> **Problem requirements**
In the listing below, locate the lines that hold the string "梁底小横杆间距". Copy those lines.

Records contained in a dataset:

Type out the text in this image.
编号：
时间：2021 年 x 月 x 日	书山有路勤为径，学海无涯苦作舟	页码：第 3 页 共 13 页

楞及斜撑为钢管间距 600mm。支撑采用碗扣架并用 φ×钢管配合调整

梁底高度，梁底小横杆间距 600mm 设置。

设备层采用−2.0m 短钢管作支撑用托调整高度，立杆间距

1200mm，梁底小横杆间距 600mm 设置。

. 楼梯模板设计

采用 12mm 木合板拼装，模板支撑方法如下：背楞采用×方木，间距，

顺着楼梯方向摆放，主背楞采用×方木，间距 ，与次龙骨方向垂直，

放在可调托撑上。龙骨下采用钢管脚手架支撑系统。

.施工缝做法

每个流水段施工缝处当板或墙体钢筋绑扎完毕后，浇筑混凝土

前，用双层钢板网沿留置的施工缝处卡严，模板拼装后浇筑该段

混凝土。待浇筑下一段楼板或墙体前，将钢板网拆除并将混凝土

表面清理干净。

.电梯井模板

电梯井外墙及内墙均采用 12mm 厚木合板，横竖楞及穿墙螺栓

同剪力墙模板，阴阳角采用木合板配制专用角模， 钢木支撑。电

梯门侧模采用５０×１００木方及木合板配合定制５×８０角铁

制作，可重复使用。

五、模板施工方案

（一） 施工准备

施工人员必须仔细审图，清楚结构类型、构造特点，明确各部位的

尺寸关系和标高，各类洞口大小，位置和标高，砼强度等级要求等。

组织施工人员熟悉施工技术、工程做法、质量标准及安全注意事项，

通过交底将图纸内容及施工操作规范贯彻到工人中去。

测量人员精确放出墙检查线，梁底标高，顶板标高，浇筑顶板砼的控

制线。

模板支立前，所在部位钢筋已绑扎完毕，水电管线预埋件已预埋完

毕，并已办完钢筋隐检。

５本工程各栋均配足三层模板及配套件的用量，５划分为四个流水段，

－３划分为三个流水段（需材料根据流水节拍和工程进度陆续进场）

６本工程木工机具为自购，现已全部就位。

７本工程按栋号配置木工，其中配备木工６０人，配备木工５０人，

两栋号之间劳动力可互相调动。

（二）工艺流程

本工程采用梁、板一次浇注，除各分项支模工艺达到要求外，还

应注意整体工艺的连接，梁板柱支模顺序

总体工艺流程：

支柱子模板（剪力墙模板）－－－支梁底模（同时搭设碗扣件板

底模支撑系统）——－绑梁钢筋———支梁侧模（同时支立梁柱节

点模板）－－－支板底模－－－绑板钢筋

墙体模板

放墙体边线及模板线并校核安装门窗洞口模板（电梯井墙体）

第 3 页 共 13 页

> **Written answer**
梁底高度，梁底小横杆间距 600mm 设置。
1200mm，梁底小横杆间距 600mm 设置。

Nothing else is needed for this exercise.